[START Material supplied]
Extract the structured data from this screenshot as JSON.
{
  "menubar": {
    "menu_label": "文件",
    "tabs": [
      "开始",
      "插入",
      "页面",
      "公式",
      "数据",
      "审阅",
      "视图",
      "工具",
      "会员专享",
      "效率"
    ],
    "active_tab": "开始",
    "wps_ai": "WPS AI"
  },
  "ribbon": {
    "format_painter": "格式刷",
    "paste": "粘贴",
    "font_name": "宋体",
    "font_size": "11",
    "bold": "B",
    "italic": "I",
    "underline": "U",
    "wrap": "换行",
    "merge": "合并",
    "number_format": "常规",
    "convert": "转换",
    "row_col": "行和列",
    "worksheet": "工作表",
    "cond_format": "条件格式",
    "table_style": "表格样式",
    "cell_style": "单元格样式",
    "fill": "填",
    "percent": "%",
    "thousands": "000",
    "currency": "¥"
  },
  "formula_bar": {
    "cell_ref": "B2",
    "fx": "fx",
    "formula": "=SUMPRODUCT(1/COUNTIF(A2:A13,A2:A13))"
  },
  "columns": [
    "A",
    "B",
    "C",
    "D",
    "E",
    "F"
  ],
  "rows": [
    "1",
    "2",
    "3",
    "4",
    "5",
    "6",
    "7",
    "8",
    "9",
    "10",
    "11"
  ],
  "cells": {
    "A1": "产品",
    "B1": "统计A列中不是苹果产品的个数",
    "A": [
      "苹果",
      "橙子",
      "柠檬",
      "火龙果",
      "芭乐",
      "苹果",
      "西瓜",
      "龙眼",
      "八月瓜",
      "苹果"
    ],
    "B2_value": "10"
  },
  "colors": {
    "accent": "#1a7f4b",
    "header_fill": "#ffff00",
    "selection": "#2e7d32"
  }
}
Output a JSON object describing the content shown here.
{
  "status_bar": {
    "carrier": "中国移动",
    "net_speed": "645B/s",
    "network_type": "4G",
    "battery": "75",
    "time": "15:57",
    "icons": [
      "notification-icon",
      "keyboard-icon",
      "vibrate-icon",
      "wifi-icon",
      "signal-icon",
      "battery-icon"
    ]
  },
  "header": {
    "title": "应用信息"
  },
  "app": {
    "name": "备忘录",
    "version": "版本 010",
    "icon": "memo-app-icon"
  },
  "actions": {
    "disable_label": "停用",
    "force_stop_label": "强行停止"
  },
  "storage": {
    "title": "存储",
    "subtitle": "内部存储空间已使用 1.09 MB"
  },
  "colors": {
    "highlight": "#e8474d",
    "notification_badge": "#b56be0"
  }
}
[END Material supplied]
● **Short exercise**
Would you copy out each line exactly as written?

● **In response**
Extract the structured data from this screenshot as JSON.
{
  "menubar": {
    "menu_label": "文件",
    "tabs": [
      "开始",
      "插入",
      "页面",
      "公式",
      "数据",
      "审阅",
      "视图",
      "工具",
      "会员专享",
      "效率"
    ],
    "active_tab": "开始",
    "wps_ai": "WPS AI"
  },
  "ribbon": {
    "format_painter": "格式刷",
    "paste": "粘贴",
    "font_name": "宋体",
    "font_size": "11",
    "bold": "B",
    "italic": "I",
    "underline": "U",
    "wrap": "换行",
    "merge": "合并",
    "number_format": "常规",
    "convert": "转换",
    "row_col": "行和列",
    "worksheet": "工作表",
    "cond_format": "条件格式",
    "table_style": "表格样式",
    "cell_style": "单元格样式",
    "fill": "填",
    "percent": "%",
    "thousands": "000",
    "currency": "¥"
  },
  "formula_bar": {
    "cell_ref": "B2",
    "fx": "fx",
    "formula": "=SUMPRODUCT(1/COUNTIF(A2:A13,A2:A13))"
  },
  "columns": [
    "A",
    "B",
    "C",
    "D",
    "E",
    "F"
  ],
  "rows": [
    "1",
    "2",
    "3",
    "4",
    "5",
    "6",
    "7",
    "8",
    "9",
    "10",
    "11"
  ],
  "cells": {
    "A1": "产品",
    "B1": "统计A列中不是苹果产品的个数",
    "A": [
      "苹果",
      "橙子",
      "柠檬",
      "火龙果",
      "芭乐",
      "苹果",
      "西瓜",
      "龙眼",
      "八月瓜",
      "苹果"
    ],
    "B2_value": "10"
  },
  "colors": {
    "accent": "#1a7f4b",
    "header_fill": "#ffff00",
    "selection": "#2e7d32"
  }
}
Output a JSON object describing the content shown here.
{
  "status_bar": {
    "carrier": "中国移动",
    "net_speed": "645B/s",
    "network_type": "4G",
    "battery": "75",
    "time": "15:57",
    "icons": [
      "notification-icon",
      "keyboard-icon",
      "vibrate-icon",
      "wifi-icon",
      "signal-icon",
      "battery-icon"
    ]
  },
  "header": {
    "title": "应用信息"
  },
  "app": {
    "name": "备忘录",
    "version": "版本 010",
    "icon": "memo-app-icon"
  },
  "actions": {
    "disable_label": "停用",
    "force_stop_label": "强行停止"
  },
  "storage": {
    "title": "存储",
    "subtitle": "内部存储空间已使用 1.09 MB"
  },
  "colors": {
    "highlight": "#e8474d",
    "notification_badge": "#b56be0"
  }
}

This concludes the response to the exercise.